══ AVAILABLE DATA

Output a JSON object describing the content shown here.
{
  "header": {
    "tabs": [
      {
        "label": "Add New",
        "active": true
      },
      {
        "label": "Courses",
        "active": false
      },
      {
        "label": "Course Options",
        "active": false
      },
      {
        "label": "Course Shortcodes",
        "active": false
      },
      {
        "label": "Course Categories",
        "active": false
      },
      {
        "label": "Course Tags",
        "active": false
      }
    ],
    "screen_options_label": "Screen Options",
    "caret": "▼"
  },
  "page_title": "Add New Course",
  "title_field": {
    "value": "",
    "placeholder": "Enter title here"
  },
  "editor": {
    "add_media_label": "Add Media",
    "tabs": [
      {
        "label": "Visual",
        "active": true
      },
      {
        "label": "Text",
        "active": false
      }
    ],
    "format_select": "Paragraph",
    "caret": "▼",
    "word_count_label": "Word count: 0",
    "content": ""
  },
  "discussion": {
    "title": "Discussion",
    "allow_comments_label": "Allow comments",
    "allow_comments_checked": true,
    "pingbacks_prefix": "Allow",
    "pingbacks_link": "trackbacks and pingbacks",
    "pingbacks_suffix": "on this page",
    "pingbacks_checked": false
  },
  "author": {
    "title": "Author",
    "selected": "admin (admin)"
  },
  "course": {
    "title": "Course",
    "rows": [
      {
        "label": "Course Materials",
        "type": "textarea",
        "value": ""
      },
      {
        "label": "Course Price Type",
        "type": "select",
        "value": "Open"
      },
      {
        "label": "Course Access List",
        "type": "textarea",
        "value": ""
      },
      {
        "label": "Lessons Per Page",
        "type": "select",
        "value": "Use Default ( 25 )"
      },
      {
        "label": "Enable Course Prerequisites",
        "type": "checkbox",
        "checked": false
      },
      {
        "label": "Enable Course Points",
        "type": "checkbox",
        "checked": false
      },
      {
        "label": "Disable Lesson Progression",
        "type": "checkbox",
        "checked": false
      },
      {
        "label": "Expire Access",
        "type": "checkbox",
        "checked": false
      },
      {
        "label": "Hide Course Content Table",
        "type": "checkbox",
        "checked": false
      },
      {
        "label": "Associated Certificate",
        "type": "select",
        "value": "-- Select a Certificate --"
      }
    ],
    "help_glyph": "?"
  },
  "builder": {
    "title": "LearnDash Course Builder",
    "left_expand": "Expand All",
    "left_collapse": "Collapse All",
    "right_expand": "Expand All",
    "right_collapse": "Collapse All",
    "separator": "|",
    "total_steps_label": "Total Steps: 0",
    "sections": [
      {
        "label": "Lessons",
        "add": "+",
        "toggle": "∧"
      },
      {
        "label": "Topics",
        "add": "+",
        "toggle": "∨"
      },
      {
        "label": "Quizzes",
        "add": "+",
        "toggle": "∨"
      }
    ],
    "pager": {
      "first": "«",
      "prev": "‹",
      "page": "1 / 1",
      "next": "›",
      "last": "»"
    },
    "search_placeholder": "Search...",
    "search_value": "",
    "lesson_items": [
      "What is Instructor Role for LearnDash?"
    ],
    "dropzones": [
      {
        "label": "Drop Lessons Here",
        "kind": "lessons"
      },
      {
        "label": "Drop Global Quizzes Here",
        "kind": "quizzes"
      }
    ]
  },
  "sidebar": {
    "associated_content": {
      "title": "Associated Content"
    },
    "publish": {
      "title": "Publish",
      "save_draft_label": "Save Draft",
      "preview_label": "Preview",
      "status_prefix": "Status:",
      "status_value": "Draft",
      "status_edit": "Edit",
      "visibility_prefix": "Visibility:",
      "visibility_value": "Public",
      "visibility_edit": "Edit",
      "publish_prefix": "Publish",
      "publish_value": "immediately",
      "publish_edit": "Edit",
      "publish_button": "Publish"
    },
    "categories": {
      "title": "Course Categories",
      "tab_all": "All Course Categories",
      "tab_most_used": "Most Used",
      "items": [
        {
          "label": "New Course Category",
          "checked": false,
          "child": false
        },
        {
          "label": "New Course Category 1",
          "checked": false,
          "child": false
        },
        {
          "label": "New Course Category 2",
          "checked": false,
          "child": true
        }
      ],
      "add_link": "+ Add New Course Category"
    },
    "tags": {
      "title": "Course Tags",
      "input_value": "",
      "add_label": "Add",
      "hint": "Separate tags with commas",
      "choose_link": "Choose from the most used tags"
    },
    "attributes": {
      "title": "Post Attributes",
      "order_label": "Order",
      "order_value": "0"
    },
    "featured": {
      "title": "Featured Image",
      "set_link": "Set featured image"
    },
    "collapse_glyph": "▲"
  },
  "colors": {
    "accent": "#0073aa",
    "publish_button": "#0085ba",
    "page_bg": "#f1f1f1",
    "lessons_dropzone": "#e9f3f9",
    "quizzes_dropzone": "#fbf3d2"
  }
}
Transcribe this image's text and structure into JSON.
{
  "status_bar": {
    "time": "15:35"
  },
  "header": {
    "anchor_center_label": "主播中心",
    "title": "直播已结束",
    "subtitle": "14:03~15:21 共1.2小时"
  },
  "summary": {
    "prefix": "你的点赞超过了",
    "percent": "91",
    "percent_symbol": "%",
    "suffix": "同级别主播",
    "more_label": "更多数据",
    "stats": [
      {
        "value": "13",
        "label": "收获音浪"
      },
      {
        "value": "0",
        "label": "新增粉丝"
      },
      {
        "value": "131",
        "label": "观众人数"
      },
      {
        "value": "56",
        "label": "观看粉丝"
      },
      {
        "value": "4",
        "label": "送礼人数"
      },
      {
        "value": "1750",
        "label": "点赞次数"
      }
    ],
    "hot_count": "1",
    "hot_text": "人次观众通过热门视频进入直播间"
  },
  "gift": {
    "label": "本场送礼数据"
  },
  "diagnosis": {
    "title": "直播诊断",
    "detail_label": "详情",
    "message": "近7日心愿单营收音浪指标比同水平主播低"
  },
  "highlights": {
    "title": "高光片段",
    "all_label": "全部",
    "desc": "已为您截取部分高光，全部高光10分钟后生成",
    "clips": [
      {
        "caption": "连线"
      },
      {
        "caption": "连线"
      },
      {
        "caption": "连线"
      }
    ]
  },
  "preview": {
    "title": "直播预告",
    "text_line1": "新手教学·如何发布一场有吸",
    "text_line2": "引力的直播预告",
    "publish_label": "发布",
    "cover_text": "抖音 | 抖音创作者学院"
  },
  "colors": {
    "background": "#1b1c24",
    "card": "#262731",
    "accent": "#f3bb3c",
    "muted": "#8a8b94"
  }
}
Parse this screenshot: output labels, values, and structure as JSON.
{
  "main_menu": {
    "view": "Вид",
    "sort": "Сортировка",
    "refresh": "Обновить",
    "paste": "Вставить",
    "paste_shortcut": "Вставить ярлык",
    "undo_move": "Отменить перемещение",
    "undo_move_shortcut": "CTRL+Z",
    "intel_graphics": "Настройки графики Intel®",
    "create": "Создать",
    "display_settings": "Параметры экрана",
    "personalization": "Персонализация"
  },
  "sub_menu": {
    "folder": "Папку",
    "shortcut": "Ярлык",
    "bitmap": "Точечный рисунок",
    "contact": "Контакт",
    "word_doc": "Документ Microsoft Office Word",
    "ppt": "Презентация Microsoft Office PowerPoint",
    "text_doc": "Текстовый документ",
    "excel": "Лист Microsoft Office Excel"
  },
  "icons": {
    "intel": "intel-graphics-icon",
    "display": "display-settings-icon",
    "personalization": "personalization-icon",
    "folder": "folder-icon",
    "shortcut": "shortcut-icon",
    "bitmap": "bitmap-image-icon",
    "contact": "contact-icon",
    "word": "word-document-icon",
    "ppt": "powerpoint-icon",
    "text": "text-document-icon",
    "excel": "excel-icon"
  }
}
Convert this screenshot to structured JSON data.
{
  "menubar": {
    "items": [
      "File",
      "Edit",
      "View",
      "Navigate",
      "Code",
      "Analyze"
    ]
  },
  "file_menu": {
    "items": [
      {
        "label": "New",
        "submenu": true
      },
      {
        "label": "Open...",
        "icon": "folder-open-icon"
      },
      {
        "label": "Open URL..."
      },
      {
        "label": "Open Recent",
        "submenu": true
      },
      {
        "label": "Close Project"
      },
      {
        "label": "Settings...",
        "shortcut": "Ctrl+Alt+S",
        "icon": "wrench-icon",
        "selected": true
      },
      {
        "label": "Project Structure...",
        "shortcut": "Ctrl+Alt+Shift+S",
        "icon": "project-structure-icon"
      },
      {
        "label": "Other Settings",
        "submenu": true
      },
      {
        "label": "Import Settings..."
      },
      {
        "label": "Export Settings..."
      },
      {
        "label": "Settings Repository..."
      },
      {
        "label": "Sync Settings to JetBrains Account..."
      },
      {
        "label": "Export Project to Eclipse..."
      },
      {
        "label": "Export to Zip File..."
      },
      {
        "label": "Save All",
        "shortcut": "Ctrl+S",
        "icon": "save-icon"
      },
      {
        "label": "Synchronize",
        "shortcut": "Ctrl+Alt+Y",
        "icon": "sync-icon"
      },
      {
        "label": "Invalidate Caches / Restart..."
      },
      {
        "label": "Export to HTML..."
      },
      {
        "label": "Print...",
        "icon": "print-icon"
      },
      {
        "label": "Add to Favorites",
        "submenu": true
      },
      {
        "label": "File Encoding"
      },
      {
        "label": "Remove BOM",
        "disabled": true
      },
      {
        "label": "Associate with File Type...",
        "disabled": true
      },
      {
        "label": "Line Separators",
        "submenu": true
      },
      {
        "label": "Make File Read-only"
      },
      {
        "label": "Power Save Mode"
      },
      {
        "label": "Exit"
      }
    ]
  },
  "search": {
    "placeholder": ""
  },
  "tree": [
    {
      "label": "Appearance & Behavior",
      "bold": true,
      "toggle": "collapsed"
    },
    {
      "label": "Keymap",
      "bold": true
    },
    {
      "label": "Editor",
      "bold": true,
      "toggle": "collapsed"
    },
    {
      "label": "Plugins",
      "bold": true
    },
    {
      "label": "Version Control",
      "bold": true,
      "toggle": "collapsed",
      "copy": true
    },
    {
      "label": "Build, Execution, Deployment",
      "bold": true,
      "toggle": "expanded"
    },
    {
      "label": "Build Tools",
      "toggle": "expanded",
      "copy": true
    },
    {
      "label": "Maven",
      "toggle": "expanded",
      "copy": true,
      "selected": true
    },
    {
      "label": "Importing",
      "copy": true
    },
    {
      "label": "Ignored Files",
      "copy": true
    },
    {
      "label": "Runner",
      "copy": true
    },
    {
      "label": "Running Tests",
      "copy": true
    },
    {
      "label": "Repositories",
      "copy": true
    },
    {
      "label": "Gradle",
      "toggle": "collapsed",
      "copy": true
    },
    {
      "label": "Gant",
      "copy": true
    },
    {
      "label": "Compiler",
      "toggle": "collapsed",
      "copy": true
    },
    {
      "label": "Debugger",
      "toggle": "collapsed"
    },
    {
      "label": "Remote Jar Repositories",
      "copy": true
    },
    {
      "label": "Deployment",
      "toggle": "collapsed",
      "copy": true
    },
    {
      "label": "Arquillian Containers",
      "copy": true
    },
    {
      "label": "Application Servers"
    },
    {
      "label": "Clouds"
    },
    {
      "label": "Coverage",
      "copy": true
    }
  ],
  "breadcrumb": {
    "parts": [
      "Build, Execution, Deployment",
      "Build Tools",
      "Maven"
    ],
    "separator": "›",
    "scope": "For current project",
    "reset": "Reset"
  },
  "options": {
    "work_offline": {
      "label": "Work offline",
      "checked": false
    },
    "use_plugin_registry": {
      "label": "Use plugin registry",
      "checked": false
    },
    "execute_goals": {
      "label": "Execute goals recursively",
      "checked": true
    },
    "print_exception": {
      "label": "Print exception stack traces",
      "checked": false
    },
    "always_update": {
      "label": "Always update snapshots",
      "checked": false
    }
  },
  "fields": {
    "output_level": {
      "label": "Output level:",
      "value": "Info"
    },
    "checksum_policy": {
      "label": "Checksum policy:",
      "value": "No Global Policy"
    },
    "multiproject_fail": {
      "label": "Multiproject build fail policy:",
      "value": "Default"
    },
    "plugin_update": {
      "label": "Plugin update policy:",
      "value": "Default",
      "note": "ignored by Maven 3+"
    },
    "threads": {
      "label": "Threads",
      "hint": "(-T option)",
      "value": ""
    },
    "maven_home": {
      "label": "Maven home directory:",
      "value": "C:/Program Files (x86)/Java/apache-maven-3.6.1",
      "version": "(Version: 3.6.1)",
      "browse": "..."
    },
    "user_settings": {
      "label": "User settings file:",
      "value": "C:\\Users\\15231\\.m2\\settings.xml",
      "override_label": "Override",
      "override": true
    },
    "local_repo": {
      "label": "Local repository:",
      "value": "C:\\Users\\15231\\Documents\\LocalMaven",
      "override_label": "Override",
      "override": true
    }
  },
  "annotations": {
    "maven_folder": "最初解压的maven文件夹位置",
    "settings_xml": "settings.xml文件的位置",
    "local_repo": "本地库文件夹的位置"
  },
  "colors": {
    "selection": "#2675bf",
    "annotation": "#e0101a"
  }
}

════

**JOB**
Search the records for the word "hint" and copy every line where it occurs.

**SOLUTION FOR THIS EXERCISE**
      "hint": "Separate tags with commas",
      "hint": "(-T option)",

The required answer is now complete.